--- Start of Material supplied ---

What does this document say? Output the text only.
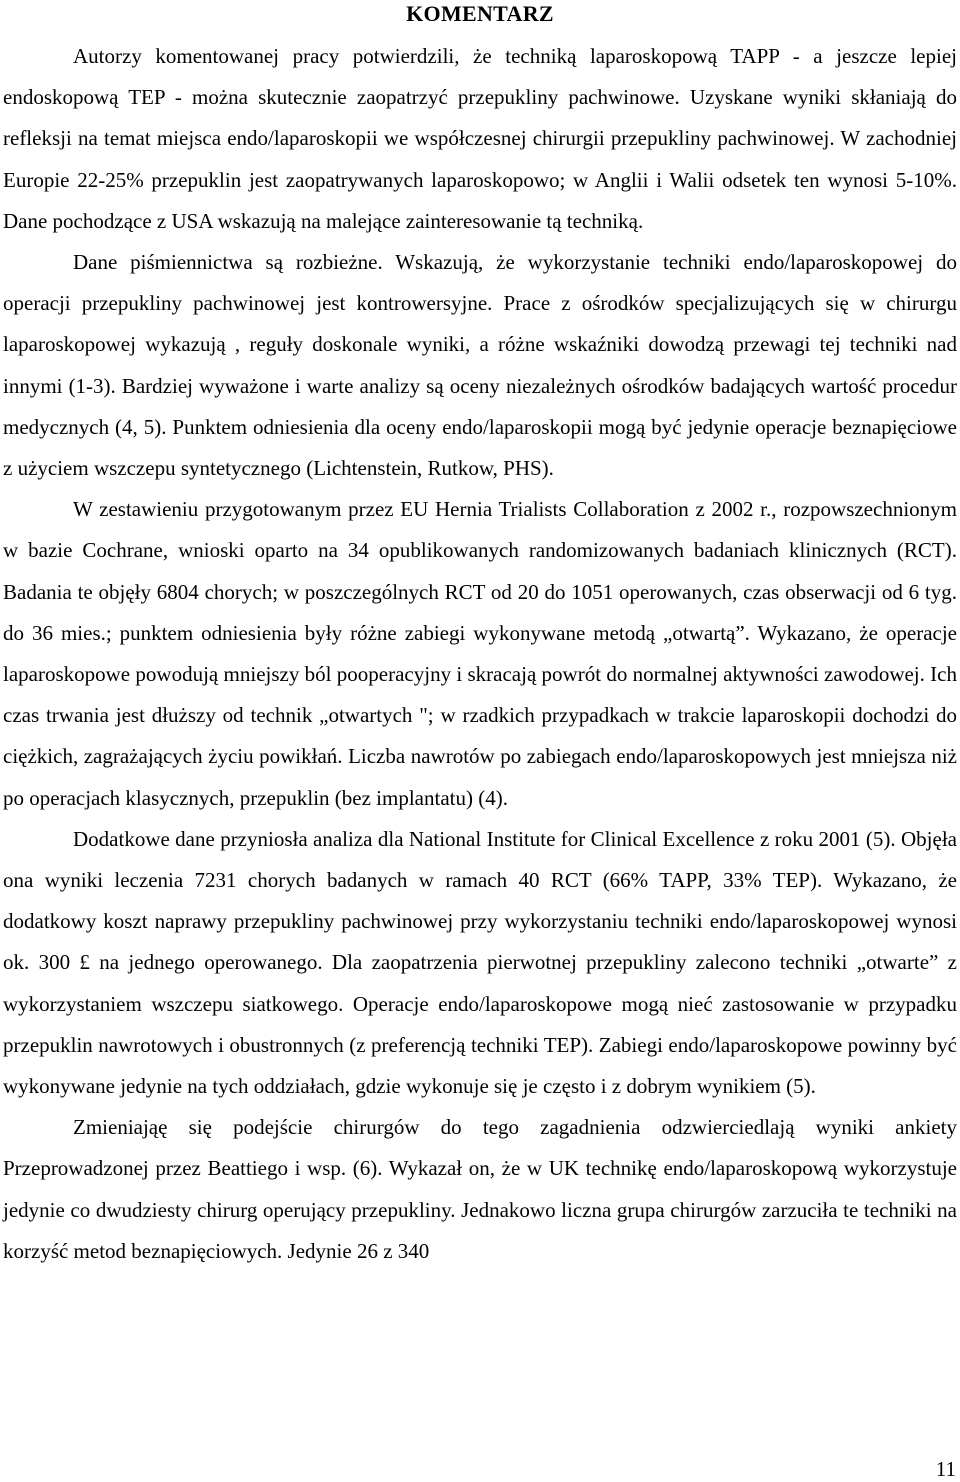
KOMENTARZ

Autorzy komentowanej pracy potwierdzili, że techniką laparoskopową TAPP - a jeszcze lepiej endoskopową TEP - można skutecznie zaopatrzyć przepukliny pachwinowe. Uzyskane wyniki skłaniają do refleksji na temat miejsca endo/laparoskopii we współczesnej chirurgii przepukliny pachwinowej. W zachodniej Europie 22-25% przepuklin jest zaopatrywanych laparoskopowo; w Anglii i Walii odsetek ten wynosi 5-10%. Dane pochodzące z USA wskazują na malejące zainteresowanie tą techniką.

Dane piśmiennictwa są rozbieżne. Wskazują, że wykorzystanie techniki endo/laparoskopowej do operacji przepukliny pachwinowej jest kontrowersyjne. Prace z ośrodków specjalizujących się w chirurgu laparoskopowej wykazują , reguły doskonale wyniki, a różne wskaźniki dowodzą przewagi tej techniki nad innymi (1-3). Bardziej wyważone i warte analizy są oceny niezależnych ośrodków badających wartość procedur medycznych (4, 5). Punktem odniesienia dla oceny endo/laparoskopii mogą być jedynie operacje beznapięciowe z użyciem wszczepu syntetycznego (Lichtenstein, Rutkow, PHS).

W zestawieniu przygotowanym przez EU Hernia Trialists Collaboration z 2002 r., rozpowszechnionym w bazie Cochrane, wnioski oparto na 34 opublikowanych randomizowanych badaniach klinicznych (RCT). Badania te objęły 6804 chorych; w poszczególnych RCT od 20 do 1051 operowanych, czas obserwacji od 6 tyg. do 36 mies.; punktem odniesienia były różne zabiegi wykonywane metodą „otwartą”. Wykazano, że operacje laparoskopowe powodują mniejszy ból pooperacyjny i skracają powrót do normalnej aktywności zawodowej. Ich czas trwania jest dłuższy od technik „otwartych "; w rzadkich przypadkach w trakcie laparoskopii dochodzi do ciężkich, zagrażających życiu powikłań. Liczba nawrotów po zabiegach endo/laparoskopowych jest mniejsza niż po operacjach klasycznych, przepuklin (bez implantatu) (4).

Dodatkowe dane przyniosła analiza dla National Institute for Clinical Excellence z roku 2001 (5). Objęła ona wyniki leczenia 7231 chorych badanych w ramach 40 RCT (66% TAPP, 33% TEP). Wykazano, że dodatkowy koszt naprawy przepukliny pachwinowej przy wykorzystaniu techniki endo/laparoskopowej wynosi ok. 300 £ na jednego operowanego. Dla zaopatrzenia pierwotnej przepukliny zalecono techniki „otwarte” z wykorzystaniem wszczepu siatkowego. Operacje endo/laparoskopowe mogą nieć zastosowanie w przypadku przepuklin nawrotowych i obustronnych (z preferencją techniki TEP). Zabiegi endo/laparoskopowe powinny być wykonywane jedynie na tych oddziałach, gdzie wykonuje się je często i z dobrym wynikiem (5).

Zmieniająę się podejście chirurgów do tego zagadnienia odzwierciedlają wyniki ankiety Przeprowadzonej przez Beattiego i wsp. (6). Wykazał on, że w UK technikę endo/laparoskopową wykorzystuje jedynie co dwudziesty chirurg operujący przepukliny. Jednakowo liczna grupa chirurgów zarzuciła te techniki na korzyść metod beznapięciowych. Jedynie 26 z 340

11
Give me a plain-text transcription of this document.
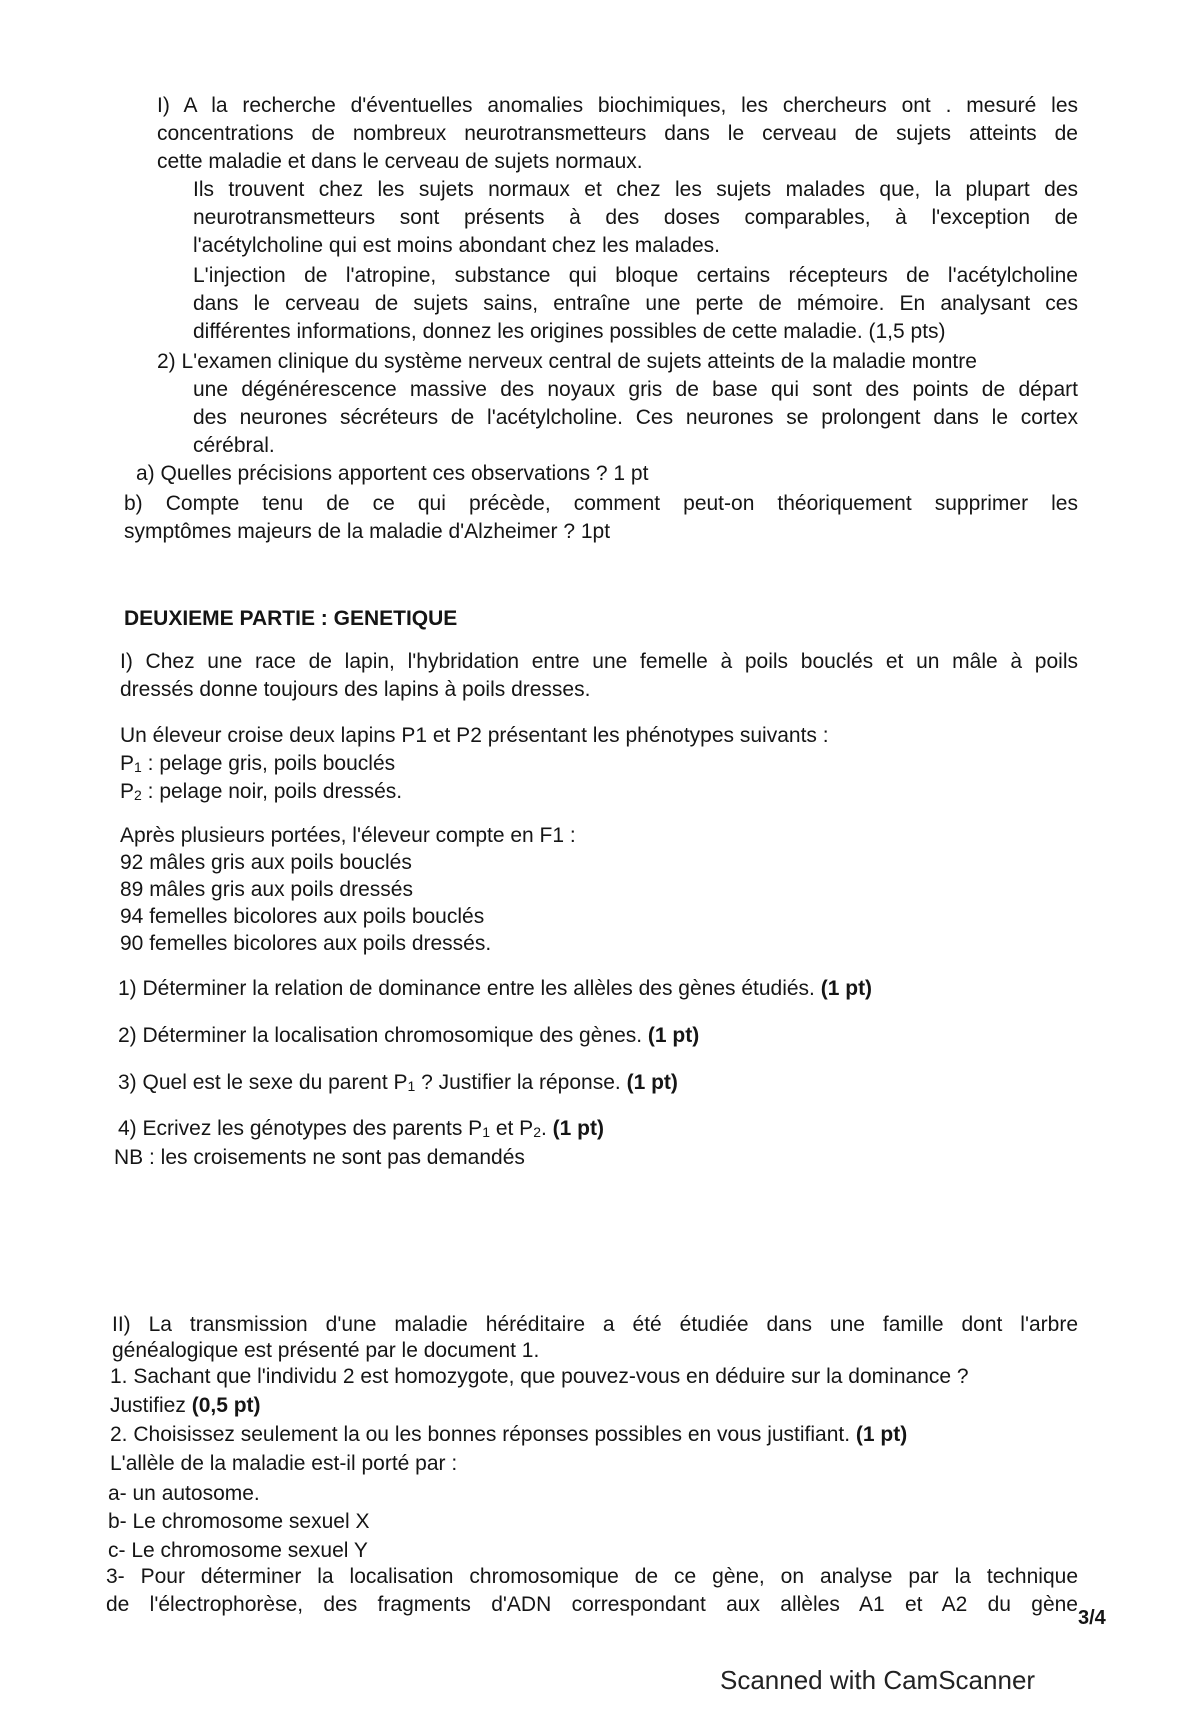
I) A la recherche d'éventuelles anomalies biochimiques, les chercheurs ont . mesuré les
concentrations de nombreux neurotransmetteurs dans le cerveau de sujets atteints de
cette maladie et dans le cerveau de sujets normaux.
Ils trouvent chez les sujets normaux et chez les sujets malades que, la plupart des
neurotransmetteurs sont présents à des doses comparables, à l'exception de
l'acétylcholine qui est moins abondant chez les malades.
L'injection de l'atropine, substance qui bloque certains récepteurs de l'acétylcholine
dans le cerveau de sujets sains, entraîne une perte de mémoire. En analysant ces
différentes informations, donnez les origines possibles de cette maladie. (1,5 pts)
2) L'examen clinique du système nerveux central de sujets atteints de la maladie montre
une dégénérescence massive des noyaux gris de base qui sont des points de départ
des neurones sécréteurs de l'acétylcholine. Ces neurones se prolongent dans le cortex
cérébral.
a) Quelles précisions apportent ces observations ? 1 pt
b) Compte tenu de ce qui précède, comment peut-on théoriquement supprimer les
symptômes majeurs de la maladie d'Alzheimer ? 1pt
DEUXIEME PARTIE : GENETIQUE
I) Chez une race de lapin, l'hybridation entre une femelle à poils bouclés et un mâle à poils
dressés donne toujours des lapins à poils dresses.
Un éleveur croise deux lapins P1 et P2 présentant les phénotypes suivants :
$P_1$ : pelage gris, poils bouclés
$P_2$ : pelage noir, poils dressés.
Après plusieurs portées, l'éleveur compte en F1 :
92 mâles gris aux poils bouclés
89 mâles gris aux poils dressés
94 femelles bicolores aux poils bouclés
90 femelles bicolores aux poils dressés.
1) Déterminer la relation de dominance entre les allèles des gènes étudiés. (1 pt)
2) Déterminer la localisation chromosomique des gènes. (1 pt)
3) Quel est le sexe du parent $P_1$ ? Justifier la réponse. (1 pt)
4) Ecrivez les génotypes des parents $P_1$ et $P_2$. (1 pt)
NB : les croisements ne sont pas demandés
II) La transmission d'une maladie héréditaire a été étudiée dans une famille dont l'arbre
généalogique est présenté par le document 1.
1. Sachant que l'individu 2 est homozygote, que pouvez-vous en déduire sur la dominance ?
Justifiez (0,5 pt)
2. Choisissez seulement la ou les bonnes réponses possibles en vous justifiant. (1 pt)
L'allèle de la maladie est-il porté par :
a- un autosome.
b- Le chromosome sexuel X
c- Le chromosome sexuel Y
3- Pour déterminer la localisation chromosomique de ce gène, on analyse par la technique
de l'électrophorèse, des fragments d'ADN correspondant aux allèles A1 et A2 du gène
3/4
Scanned with CamScanner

--- End of Material supplied ---

List all lines above in which the string "dressés" appears.

Output below:
dressés donne toujours des lapins à poils dresses.
$P_2$ : pelage noir, poils dressés.
89 mâles gris aux poils dressés
90 femelles bicolores aux poils dressés.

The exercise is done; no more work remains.